> _Record set_:
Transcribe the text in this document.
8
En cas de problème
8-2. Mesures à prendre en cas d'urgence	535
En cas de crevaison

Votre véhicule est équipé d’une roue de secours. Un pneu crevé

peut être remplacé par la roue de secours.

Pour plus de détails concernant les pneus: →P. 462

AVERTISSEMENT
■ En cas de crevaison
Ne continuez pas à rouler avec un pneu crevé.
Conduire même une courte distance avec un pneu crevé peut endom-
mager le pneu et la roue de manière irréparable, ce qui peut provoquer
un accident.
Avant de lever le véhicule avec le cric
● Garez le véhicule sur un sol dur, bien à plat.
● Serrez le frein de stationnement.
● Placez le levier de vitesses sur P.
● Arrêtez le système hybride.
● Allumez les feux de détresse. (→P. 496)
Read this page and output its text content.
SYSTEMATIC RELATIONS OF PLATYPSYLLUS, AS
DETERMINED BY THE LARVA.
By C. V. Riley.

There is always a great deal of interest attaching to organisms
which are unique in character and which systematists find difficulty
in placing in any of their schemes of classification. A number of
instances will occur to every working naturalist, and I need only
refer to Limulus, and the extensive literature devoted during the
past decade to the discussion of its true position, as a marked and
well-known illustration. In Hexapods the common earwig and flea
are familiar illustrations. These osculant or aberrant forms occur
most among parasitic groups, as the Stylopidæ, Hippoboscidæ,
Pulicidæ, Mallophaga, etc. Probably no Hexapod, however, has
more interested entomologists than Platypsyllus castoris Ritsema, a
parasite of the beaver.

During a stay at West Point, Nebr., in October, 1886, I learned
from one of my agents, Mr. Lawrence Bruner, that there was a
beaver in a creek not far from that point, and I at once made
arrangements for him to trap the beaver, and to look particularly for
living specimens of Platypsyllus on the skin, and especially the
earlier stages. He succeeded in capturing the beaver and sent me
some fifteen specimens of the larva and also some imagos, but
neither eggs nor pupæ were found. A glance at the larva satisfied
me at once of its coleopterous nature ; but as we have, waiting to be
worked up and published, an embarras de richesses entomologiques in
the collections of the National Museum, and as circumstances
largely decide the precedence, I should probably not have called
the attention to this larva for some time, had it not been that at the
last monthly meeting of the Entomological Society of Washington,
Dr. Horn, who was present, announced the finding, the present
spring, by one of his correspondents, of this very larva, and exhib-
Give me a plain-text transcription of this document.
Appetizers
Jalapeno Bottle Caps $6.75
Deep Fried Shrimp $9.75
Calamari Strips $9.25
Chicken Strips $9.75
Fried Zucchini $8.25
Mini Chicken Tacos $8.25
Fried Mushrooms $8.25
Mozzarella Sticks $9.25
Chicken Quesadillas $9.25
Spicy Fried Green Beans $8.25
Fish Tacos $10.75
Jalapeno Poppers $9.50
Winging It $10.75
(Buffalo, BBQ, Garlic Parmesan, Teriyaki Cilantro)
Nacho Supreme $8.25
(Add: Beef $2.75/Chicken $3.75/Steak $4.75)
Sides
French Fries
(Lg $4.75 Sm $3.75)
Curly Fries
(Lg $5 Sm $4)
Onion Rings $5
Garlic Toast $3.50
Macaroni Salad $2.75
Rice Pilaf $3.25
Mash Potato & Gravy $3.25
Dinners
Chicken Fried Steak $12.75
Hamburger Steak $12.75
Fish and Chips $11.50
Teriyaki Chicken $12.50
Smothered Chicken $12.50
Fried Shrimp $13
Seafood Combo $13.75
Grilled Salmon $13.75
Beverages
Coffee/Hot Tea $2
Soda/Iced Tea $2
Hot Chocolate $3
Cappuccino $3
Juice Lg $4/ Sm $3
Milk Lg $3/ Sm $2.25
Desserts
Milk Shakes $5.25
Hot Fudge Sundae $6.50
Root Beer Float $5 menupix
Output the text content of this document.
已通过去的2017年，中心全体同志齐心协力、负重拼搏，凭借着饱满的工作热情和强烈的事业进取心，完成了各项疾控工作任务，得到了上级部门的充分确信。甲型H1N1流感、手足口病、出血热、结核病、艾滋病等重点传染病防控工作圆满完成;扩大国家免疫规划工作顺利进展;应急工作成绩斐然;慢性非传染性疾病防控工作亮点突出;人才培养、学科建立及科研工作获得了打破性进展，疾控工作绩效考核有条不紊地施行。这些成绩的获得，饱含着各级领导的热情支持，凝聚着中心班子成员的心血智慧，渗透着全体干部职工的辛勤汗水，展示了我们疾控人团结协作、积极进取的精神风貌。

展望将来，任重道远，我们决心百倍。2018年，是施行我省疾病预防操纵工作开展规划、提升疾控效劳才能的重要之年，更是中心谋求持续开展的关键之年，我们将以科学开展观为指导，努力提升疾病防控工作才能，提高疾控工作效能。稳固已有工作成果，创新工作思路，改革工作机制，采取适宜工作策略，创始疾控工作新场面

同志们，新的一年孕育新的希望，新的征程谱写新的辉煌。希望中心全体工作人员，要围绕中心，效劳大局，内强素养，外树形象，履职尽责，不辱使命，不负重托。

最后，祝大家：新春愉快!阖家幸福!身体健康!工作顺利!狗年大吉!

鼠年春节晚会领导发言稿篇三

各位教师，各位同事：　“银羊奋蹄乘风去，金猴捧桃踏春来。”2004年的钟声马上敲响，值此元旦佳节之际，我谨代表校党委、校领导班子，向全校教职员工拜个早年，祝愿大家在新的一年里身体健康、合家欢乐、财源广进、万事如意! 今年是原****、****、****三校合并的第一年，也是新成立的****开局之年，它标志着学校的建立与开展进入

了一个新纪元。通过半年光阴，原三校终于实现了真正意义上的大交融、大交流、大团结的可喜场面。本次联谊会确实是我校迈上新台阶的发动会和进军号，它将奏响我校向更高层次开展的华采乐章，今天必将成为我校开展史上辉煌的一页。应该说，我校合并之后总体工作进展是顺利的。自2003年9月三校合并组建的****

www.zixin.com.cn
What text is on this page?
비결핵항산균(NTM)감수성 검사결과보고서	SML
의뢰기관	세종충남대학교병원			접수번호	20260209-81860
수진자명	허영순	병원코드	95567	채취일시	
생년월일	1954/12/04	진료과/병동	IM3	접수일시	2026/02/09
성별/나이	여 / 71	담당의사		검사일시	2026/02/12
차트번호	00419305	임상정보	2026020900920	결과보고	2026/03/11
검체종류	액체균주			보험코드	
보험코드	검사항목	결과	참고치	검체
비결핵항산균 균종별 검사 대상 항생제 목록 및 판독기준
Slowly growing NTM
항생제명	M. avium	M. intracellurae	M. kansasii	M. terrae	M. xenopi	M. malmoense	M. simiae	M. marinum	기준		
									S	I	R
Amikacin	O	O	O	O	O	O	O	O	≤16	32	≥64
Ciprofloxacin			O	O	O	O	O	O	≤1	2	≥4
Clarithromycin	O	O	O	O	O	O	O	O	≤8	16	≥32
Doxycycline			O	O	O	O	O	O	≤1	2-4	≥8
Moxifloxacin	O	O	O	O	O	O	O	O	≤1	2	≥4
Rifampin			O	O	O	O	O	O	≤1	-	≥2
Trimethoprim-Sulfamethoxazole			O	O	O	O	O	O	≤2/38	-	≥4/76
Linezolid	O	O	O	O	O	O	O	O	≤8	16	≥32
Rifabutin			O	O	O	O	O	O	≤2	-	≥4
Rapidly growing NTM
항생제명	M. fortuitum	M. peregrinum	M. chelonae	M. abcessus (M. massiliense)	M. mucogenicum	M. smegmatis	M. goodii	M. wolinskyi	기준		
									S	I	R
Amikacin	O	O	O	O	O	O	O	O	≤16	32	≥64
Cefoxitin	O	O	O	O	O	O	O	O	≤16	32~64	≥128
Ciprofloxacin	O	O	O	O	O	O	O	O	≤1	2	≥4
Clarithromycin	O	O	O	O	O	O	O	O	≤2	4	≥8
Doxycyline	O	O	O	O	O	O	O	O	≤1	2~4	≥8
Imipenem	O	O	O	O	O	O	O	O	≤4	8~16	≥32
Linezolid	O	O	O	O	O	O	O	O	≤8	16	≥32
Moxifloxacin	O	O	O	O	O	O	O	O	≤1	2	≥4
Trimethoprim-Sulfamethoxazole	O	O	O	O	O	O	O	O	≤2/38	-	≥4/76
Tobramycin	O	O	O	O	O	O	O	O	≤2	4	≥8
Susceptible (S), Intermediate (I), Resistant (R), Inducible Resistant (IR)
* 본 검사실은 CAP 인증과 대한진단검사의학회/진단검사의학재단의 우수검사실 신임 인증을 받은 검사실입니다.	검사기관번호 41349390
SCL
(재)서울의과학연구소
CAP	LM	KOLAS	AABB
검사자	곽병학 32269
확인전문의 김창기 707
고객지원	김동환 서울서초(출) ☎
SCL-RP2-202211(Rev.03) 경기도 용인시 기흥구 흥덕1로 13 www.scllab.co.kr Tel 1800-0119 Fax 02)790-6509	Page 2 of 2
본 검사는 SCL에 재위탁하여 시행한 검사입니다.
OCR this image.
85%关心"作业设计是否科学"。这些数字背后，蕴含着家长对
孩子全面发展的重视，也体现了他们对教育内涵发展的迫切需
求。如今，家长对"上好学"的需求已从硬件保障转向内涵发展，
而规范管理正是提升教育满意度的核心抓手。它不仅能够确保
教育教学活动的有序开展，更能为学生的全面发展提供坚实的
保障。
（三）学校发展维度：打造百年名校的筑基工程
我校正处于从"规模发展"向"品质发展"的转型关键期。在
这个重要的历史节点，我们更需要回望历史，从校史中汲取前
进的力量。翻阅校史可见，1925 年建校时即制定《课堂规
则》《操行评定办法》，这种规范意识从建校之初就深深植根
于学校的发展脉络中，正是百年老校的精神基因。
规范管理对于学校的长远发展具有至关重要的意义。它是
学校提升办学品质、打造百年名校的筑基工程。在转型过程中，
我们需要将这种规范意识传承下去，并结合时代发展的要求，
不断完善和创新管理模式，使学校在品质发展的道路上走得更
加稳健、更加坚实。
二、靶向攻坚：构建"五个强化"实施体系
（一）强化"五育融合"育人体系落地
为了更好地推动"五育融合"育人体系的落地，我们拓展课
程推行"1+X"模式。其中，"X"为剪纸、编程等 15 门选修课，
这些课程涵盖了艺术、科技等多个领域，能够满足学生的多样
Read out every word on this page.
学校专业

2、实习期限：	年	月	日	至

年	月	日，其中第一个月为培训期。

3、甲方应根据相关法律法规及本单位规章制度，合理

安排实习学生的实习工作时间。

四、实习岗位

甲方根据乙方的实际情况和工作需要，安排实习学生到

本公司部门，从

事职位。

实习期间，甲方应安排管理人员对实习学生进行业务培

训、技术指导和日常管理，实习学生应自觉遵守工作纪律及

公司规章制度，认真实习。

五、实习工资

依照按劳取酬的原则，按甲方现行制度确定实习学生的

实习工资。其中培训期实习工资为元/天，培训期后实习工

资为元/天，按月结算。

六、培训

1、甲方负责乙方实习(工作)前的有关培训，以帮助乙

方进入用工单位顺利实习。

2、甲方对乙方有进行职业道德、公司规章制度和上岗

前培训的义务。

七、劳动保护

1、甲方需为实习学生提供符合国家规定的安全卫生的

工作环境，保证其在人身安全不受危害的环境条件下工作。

> _Given instruction_:
Which lines hold the word "Trimethoprim"? Return all of them from the records above.

> _Response to this task_:
Trimethoprim-Sulfamethoxazole			O	O	O	O	O	O	≤2/38	-	≥4/76
Trimethoprim-Sulfamethoxazole	O	O	O	O	O	O	O	O	≤2/38	-	≥4/76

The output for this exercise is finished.